*WHAT TO WORK ON*:
1. According to the page on querying Hive with UDFs, why won't the user agent UDF work on EventLogging tables?
2. Carry on the page about querying Hive with UDFs from its last sentence.

*READING PASSAGE*:
Data Platform/Systems/Hive/Querying using UDFs
You can write user-defined functions (or UDFs) which encapsulate complex query logic for easy reuse within Hive.
We maintain a standard set of UDFs in analytics/refinery/source/refinery-hive/src/main/java/org/wikimedia/analytics/refinery/hive.
The latest compiled versions of these standard UDFs can be found on the stat machines at:
/srv/deployment/analytics/refinery/artifacts/refinery-hive-shaded.jar
andhdfs:///wmf/refinery/current/artifacts/refinery-hive-shaded.jar
Using an existing UDF
Here's an example of how to use our user agent UDF to parse user agents from request logs (note that this won't work on EventLogging tables, where the user agent field has already been parsed from a string into a struct).
First, you need to add the function to your session:
hive> ADD JAR /srv/deployment/analytics/refinery/artifacts/refinery-hive-shaded.jar; hive> CREATE TEMPORARY FUNCTION ua as 'org.wikimedia.analytics.refinery.hive.GetUAPropertiesUDF'; OK Time taken: 0.046 seconds
Note: if you are using Hue, you will need to load from HDFS via ADD JAR hdfs:///wmf/refinery/current/artifacts/refinery-hive-shaded.jar;
instead.

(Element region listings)
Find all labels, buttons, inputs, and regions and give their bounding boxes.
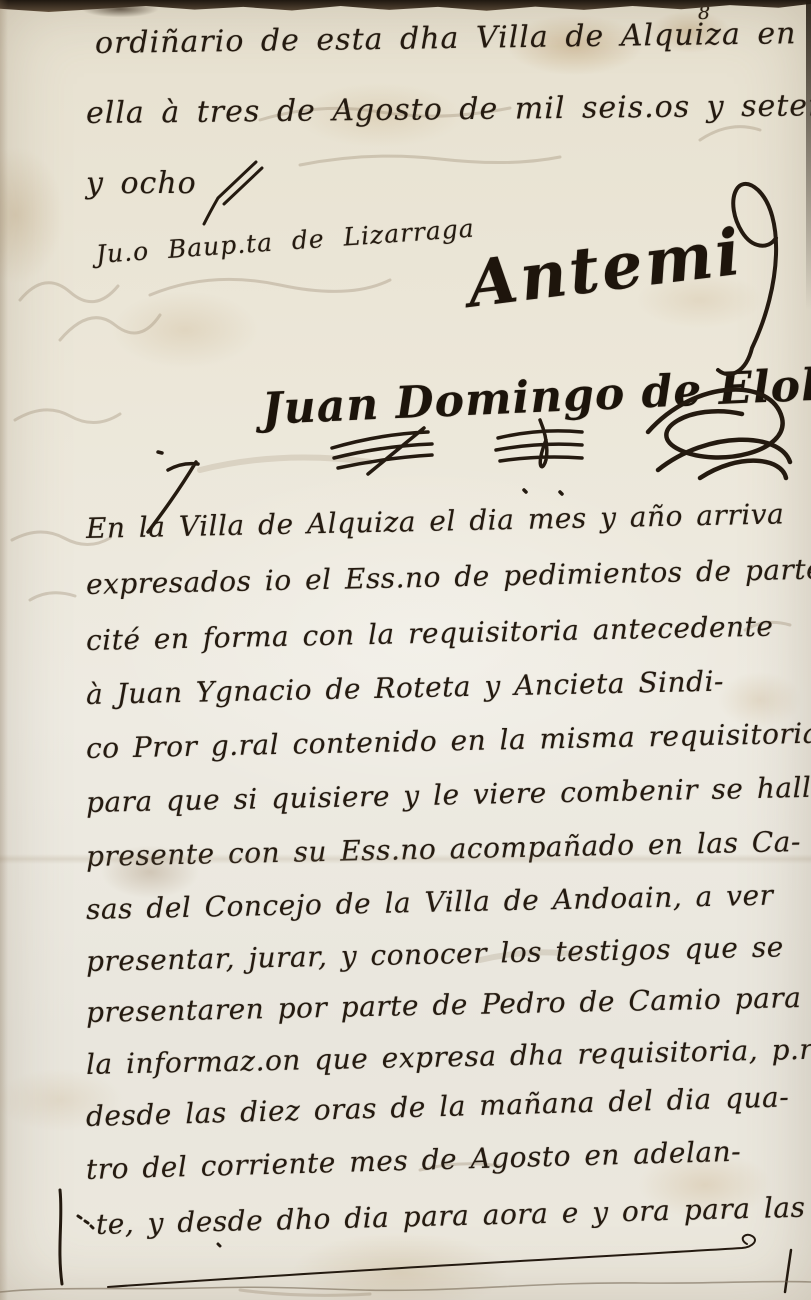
manuscript-line-opening-2: ella à tres de Agosto de mil seis.os y s…	[86, 88, 811, 131]
dark-right-edge	[806, 0, 811, 310]
manuscript-line-opening-3: y ocho	[86, 166, 197, 201]
left-edge-shadow	[0, 0, 8, 1300]
manuscript-scan: 8 ordiñario de esta dha Villa de Alquiza…	[0, 0, 811, 1300]
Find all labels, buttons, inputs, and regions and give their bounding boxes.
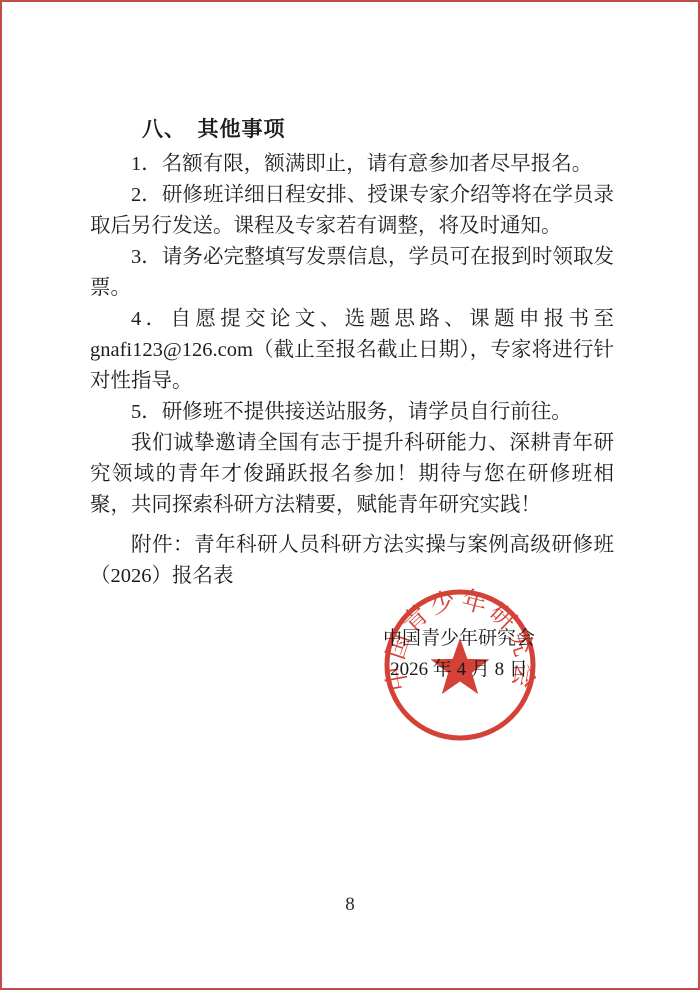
signature-date: 2026 年 4 月 8 日 — [374, 654, 544, 685]
page-number: 8 — [2, 894, 698, 916]
list-item-5: 5．研修班不提供接送站服务，请学员自行前往。 — [90, 397, 614, 428]
document-page: 八、 其他事项 1．名额有限，额满即止，请有意参加者尽早报名。 2．研修班详细日… — [0, 0, 700, 990]
attachment-line: 附件：青年科研人员科研方法实操与案例高级研修班（2026）报名表 — [90, 530, 614, 592]
list-item-2: 2．研修班详细日程安排、授课专家介绍等将在学员录取后另行发送。课程及专家若有调整… — [90, 180, 614, 242]
list-item-3: 3．请务必完整填写发票信息，学员可在报到时领取发票。 — [90, 242, 614, 304]
section-heading: 八、 其他事项 — [90, 114, 614, 145]
signature-organization: 中国青少年研究会 — [374, 623, 544, 654]
document-body: 八、 其他事项 1．名额有限，额满即止，请有意参加者尽早报名。 2．研修班详细日… — [90, 114, 614, 592]
closing-paragraph: 我们诚挚邀请全国有志于提升科研能力、深耕青年研究领域的青年才俊踊跃报名参加！期待… — [90, 428, 614, 521]
signature-block: 中国青少年研究会 2026 年 4 月 8 日 — [374, 623, 544, 685]
list-item-4: 4．自愿提交论文、选题思路、课题申报书至gnafi123@126.com（截止至… — [90, 304, 614, 397]
list-item-1: 1．名额有限，额满即止，请有意参加者尽早报名。 — [90, 149, 614, 180]
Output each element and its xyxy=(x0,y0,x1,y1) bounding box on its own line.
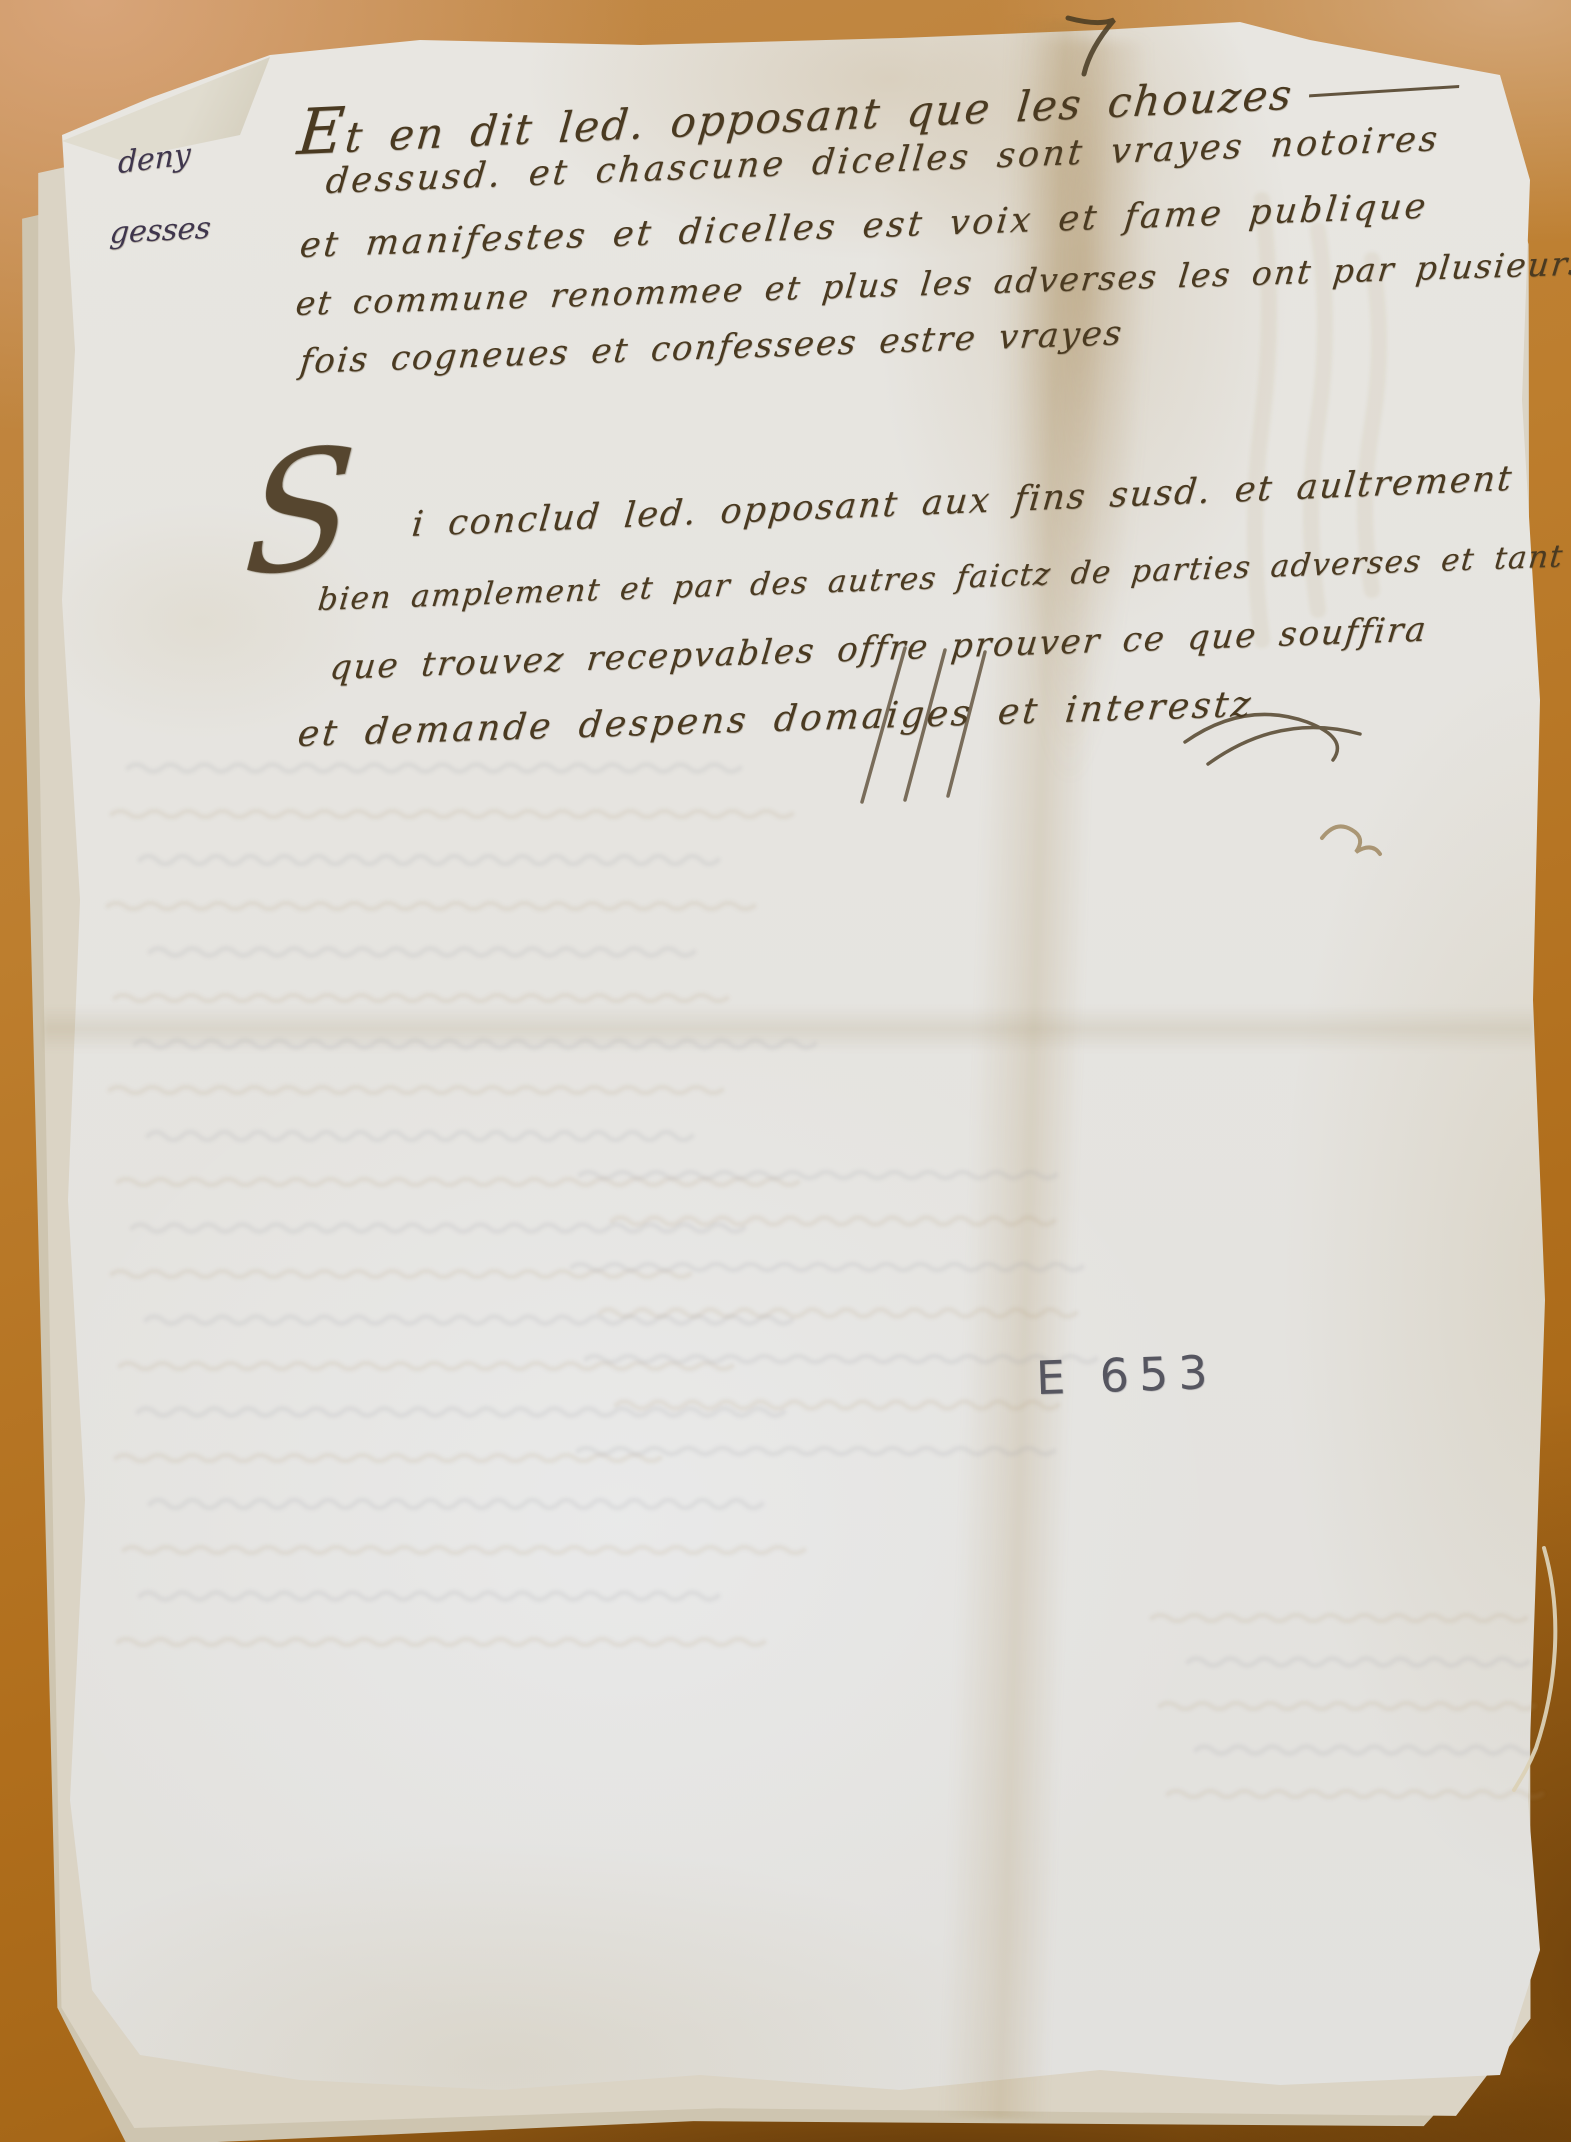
archival-shelfmark-pencil: E 653 xyxy=(1035,1345,1218,1405)
paragraph-initial-flourish: S xyxy=(240,423,360,601)
fold-crease-horizontal xyxy=(44,1006,1534,1052)
manuscript-photo: deny gesses Et en dit led. opposant que … xyxy=(0,0,1571,2142)
margin-annotation-line2: gesses xyxy=(108,211,212,251)
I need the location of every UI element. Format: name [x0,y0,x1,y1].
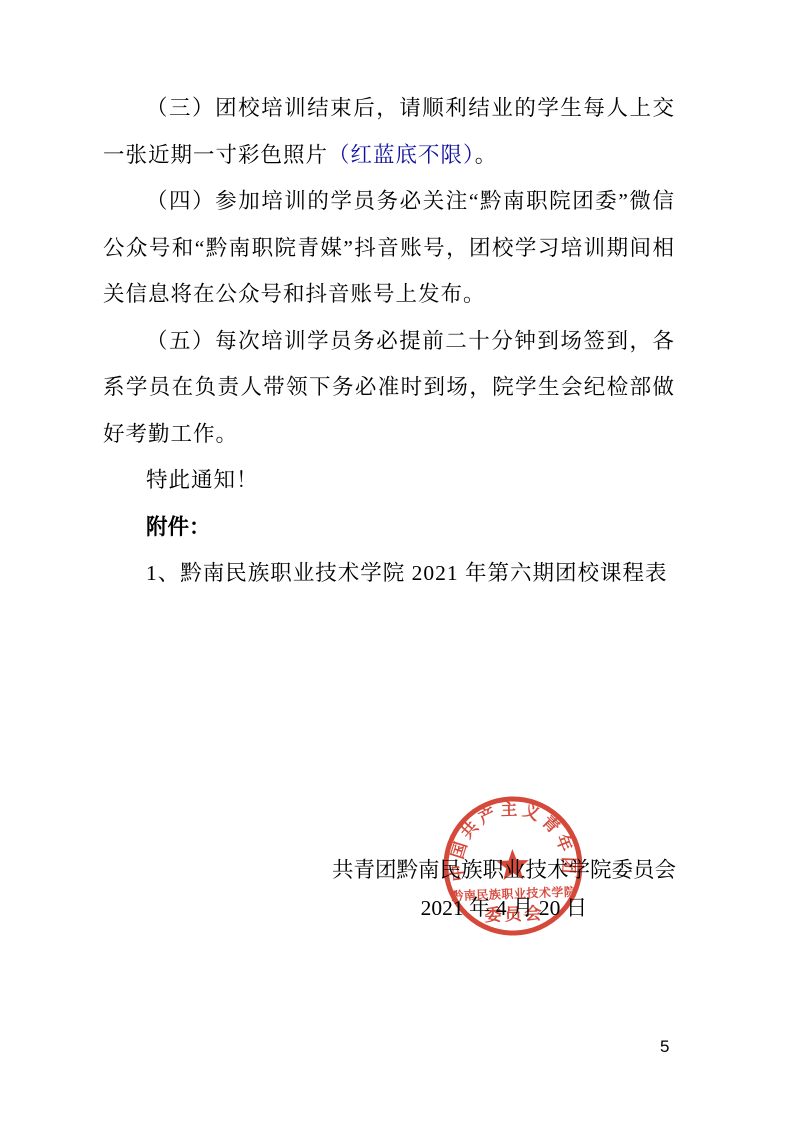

*EXPECTED RESPONSES*:
1. On those tables, the user agent field has already been parsed from a string into a struct.

2.
Once the function has been added, execute SELECT
using function:
hive> select ua(user_agent) from webrequest where year=2014 and month=9 and day=1 and hour=12
Output will look like:
{"browser_major":"3","os_family":"Android","os_major":"4","device_family":"Lenovo A3500-H","browser_family":"UC Browser","os_minor":"4"} 9
{"browser_major":"30","os_family":"Android","os_major":"4","device_family":"LG-D631/D63110b","browser_family":"Chrome Mobile","os_minor":"4"} 260
{"browser_major":"30","os_family":"Android","os_major":"4","device_family":"SM-N9008","browser_family":"Chrome Mobile","os_minor":"4"} 18
{"browser_major":"31","os_family":"Android","os_major":"4","device_family":"SM-N9005","browser_family":"Chrome Mobile","os_minor":"4"} 708
Group by device_family:
select a.device_family, count(*) as cnt from (
select ua(user_agent)['device_family'] as device_family
from webrequest
where webrequest_source='mobile' and year=2014 and month=10 and day=30 and hour=0
) a
group by a.device_family order by cnt desc limit 10;
iPhone 7773691 Other 2940052 iPad 2911523 Spider 770622 iPod 299841 Samsung GT-I9300 173951 Samsung GT-I9505 170575 Samsung SCH-I545 161654 Samsung SM-G900V 150833 HTC One 132639
Using Reflect UDF
The reflect
UDF is a generic UDF that allows the user to use a Java class method or function without a specific UDF wrapper.[1] For example, we can use it to access the decode
static method of the PercentDecoder class in refinery core:
ADD JAR /srv/deployment/analytics/refinery/artifacts/refinery-hive-shaded.jar;
SELECT reflect("org.wikimedia.analytics.refinery.core.PercentDecoder", "decode", "hello%20world%21") AS decoded_string;
Writing a UDF
Study existing UDFs and their unit tests. For example:
- Client IP (implementation, tests)
- Search Properties (implementation, tests)
- GetSearchPropertiesUDF uses SearchQuery (implementation, tests) singleton which in turn uses an external
enum
SearchQueryFeatureRegex, both in refinery core - the unit tests use a CSV file which has many strings to evaluate and the values they're supposed to evaluate to
- GetSearchPropertiesUDF uses SearchQuery (implementation, tests) singleton which in turn uses an external
Use Get* naming for UDFs that calculate (e.g. GetUAPropertiesUDF) and Is* naming for UDFs that determine true/false (e.g. IsPageviewUDF).
It's very important you include unit tests with any additions to refinery core and/or refinery hive that you make.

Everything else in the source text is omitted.